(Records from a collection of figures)
------------------------------------------------
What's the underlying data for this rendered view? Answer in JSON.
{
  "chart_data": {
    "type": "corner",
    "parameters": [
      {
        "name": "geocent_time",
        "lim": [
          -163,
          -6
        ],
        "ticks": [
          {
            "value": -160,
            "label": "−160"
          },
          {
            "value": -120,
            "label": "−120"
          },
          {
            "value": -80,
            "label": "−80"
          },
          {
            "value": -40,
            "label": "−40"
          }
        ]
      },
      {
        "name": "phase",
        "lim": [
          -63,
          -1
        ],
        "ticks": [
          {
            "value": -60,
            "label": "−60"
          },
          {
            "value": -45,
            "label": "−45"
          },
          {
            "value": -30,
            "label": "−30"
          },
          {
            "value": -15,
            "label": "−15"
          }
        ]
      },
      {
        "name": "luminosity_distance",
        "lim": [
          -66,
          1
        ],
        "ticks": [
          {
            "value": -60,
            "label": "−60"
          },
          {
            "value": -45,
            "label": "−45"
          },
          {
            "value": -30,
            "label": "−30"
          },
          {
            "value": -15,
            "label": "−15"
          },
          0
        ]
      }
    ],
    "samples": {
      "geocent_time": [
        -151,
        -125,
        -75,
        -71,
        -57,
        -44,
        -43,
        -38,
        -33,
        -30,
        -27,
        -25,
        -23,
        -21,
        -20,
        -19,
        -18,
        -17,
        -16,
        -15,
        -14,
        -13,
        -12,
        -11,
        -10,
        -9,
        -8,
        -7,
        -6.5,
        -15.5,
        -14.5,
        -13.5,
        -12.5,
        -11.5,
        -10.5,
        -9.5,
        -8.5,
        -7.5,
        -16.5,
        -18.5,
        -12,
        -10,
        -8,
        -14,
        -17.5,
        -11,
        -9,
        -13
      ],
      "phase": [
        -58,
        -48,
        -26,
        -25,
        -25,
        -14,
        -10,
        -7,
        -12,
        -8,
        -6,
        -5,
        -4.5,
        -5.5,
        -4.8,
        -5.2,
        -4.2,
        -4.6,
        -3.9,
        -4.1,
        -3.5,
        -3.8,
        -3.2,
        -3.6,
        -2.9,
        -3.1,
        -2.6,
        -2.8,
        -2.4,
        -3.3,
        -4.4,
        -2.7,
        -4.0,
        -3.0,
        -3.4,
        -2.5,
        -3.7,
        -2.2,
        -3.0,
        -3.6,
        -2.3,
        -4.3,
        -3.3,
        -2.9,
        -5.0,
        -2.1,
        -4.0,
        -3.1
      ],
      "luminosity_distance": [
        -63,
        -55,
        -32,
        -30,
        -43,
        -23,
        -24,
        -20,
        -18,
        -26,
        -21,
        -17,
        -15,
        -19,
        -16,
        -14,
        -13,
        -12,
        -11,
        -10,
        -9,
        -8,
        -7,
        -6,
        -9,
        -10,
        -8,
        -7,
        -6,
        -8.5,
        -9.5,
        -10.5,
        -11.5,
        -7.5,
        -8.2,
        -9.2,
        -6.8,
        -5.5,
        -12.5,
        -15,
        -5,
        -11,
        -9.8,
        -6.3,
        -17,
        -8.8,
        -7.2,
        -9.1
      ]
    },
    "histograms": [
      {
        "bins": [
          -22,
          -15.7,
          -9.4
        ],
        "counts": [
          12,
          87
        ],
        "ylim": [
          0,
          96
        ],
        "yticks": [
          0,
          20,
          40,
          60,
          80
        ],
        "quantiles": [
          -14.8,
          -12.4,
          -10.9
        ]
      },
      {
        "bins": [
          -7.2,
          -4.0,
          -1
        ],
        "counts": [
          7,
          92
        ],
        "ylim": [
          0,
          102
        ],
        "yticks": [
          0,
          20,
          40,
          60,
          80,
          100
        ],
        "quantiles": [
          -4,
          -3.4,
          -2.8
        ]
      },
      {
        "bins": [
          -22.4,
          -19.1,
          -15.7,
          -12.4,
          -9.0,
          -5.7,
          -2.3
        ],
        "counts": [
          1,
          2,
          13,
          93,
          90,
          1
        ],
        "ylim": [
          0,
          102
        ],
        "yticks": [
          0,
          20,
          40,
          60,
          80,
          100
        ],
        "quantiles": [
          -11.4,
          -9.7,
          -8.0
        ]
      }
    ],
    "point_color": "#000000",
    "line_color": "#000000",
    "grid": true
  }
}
------------------------------------------------
[What you will do]: Pick every line with "name" in it and copy it.

[Reply]:
        "name": "geocent_time",
        "name": "phase",
        "name": "luminosity_distance",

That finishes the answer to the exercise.